Which lines hold the word "legend"? Copy each of them from the material.

.....

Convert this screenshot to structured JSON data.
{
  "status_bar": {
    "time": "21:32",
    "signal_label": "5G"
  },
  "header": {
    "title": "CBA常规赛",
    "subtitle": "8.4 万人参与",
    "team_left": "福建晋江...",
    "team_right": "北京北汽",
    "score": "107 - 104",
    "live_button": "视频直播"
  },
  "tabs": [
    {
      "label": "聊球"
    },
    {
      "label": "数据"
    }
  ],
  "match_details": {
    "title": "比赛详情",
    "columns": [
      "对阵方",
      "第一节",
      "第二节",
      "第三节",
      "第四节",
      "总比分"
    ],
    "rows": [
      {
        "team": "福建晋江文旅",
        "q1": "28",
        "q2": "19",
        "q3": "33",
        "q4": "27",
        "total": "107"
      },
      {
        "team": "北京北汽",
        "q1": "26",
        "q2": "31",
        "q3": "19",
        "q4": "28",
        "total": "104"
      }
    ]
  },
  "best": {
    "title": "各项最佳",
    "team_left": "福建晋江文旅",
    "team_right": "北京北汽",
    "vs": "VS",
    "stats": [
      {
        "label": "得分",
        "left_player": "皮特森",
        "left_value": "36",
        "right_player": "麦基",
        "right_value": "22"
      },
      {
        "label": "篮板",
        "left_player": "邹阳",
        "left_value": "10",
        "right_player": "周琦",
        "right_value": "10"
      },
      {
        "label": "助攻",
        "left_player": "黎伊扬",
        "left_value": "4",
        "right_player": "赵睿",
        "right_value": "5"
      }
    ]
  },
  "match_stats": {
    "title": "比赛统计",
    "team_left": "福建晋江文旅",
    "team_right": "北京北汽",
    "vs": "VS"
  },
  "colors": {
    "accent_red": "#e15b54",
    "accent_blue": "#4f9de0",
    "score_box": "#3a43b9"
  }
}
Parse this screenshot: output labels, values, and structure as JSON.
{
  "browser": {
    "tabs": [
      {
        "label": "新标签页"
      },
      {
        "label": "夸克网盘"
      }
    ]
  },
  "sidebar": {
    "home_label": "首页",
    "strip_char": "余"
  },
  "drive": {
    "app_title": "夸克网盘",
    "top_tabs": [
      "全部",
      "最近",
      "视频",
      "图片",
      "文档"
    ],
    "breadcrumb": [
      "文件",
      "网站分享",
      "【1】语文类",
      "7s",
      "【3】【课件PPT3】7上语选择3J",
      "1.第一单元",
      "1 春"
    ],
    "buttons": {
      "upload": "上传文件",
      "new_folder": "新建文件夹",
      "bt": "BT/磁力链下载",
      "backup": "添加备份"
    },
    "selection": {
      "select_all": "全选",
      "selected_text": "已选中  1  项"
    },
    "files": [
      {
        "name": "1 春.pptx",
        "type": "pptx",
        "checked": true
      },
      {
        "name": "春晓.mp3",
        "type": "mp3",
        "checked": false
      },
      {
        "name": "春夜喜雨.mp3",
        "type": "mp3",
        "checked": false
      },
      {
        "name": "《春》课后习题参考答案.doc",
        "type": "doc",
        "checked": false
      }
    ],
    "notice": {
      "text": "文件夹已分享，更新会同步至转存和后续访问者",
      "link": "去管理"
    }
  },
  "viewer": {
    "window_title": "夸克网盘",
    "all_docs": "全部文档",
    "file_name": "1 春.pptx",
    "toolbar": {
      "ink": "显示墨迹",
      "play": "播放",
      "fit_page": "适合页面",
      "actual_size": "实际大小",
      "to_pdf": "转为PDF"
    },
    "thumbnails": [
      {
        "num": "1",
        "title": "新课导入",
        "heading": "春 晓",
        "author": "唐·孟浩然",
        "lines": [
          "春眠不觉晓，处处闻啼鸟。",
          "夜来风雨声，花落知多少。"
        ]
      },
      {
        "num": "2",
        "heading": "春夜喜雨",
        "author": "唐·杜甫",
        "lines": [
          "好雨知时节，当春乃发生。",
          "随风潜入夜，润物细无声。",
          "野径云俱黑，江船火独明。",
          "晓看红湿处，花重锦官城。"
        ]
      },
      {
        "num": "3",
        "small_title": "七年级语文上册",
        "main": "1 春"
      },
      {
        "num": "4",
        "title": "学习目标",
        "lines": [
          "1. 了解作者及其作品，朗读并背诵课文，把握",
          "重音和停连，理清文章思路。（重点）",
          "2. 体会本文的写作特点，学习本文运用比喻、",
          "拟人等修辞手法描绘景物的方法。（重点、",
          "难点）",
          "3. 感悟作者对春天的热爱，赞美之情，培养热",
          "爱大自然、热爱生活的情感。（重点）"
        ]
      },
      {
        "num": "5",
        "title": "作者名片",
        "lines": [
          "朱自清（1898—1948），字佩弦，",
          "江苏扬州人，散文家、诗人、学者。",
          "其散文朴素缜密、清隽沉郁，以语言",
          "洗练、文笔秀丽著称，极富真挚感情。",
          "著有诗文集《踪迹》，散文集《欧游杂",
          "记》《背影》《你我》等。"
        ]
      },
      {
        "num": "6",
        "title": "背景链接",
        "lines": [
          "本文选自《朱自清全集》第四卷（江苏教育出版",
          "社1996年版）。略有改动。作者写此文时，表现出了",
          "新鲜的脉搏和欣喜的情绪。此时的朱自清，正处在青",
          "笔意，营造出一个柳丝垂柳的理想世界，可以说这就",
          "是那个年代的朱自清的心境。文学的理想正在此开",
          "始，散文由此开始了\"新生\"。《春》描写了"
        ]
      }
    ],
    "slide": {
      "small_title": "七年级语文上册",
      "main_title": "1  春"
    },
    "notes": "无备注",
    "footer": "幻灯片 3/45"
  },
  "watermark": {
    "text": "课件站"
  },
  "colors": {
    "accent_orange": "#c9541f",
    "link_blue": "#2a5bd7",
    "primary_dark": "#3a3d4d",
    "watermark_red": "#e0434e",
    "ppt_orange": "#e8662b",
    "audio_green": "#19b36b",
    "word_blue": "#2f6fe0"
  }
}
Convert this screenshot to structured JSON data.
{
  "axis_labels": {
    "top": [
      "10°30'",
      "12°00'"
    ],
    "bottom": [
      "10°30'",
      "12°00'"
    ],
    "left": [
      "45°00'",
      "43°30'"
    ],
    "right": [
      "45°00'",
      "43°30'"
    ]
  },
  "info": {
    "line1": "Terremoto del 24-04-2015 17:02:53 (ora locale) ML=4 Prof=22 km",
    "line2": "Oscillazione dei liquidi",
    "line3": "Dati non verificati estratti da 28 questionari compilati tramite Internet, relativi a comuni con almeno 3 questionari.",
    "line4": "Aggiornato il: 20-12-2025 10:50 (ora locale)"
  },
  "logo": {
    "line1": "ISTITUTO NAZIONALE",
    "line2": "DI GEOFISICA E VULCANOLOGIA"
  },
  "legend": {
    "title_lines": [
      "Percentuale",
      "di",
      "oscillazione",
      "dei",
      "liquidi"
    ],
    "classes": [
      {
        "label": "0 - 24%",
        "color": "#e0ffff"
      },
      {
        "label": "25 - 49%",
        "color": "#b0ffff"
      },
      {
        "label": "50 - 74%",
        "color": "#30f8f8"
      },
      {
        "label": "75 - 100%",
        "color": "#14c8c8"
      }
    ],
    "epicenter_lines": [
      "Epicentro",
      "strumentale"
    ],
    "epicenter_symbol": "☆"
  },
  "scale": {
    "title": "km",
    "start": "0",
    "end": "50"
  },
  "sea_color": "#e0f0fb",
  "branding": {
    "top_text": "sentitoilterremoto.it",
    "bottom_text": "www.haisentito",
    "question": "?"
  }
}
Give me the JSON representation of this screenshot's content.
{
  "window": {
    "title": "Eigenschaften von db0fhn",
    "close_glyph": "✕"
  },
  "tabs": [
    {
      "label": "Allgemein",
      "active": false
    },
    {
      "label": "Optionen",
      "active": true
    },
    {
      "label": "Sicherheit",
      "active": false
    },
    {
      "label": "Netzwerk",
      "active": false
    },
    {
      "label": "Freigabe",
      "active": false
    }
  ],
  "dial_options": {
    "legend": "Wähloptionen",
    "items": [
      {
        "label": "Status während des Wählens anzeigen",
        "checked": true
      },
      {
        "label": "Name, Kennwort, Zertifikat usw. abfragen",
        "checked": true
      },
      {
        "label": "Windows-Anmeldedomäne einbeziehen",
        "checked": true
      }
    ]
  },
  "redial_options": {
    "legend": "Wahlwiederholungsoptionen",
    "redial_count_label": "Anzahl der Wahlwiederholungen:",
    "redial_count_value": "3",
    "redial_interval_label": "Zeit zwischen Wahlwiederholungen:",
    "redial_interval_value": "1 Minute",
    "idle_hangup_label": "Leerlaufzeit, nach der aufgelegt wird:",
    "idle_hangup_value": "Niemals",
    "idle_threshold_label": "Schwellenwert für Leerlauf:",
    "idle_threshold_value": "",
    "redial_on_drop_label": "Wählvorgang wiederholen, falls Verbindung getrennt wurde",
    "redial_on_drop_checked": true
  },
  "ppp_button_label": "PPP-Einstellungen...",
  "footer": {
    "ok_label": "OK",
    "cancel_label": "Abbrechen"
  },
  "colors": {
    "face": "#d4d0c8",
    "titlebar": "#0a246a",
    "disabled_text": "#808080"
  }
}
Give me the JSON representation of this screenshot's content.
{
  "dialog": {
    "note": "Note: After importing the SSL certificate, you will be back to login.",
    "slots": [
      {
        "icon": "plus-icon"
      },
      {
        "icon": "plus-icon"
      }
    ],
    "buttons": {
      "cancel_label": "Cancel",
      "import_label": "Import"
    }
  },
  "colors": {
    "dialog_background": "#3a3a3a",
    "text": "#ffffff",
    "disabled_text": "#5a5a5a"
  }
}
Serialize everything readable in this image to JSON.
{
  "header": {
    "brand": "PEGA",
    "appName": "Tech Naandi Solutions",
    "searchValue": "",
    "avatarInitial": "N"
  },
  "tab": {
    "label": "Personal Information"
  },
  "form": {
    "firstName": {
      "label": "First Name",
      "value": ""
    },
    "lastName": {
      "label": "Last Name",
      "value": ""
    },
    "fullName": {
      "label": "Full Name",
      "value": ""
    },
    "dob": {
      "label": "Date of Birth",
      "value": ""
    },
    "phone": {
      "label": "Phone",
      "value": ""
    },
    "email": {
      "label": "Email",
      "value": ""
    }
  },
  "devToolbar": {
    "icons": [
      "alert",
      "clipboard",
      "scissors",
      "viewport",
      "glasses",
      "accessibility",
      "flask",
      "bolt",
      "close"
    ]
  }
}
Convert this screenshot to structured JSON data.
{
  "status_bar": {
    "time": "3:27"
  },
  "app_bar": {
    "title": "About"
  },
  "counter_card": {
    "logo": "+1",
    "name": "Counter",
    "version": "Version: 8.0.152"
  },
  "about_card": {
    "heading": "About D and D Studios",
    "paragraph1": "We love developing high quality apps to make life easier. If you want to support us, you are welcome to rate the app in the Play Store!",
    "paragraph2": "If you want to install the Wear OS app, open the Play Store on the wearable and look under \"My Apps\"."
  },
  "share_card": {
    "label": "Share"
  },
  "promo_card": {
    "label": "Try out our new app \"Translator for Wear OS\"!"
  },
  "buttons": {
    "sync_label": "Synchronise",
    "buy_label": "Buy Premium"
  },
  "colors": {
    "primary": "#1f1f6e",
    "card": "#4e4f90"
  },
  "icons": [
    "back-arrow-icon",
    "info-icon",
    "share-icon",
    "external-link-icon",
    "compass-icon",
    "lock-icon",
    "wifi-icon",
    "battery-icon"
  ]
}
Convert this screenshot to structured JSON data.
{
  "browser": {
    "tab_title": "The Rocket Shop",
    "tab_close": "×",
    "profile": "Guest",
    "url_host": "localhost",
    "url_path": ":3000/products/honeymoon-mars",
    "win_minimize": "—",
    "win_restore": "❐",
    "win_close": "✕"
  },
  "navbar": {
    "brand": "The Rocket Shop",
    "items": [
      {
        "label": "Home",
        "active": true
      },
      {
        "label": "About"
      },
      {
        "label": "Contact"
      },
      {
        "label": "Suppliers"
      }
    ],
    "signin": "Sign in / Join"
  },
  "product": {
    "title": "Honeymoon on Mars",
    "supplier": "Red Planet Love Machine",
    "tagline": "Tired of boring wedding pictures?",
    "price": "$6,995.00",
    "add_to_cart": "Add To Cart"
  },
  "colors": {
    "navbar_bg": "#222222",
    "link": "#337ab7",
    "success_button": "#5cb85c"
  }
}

.....

[Task response]
  "legend": {
    "legend": "Wähloptionen",
    "legend": "Wahlwiederholungsoptionen",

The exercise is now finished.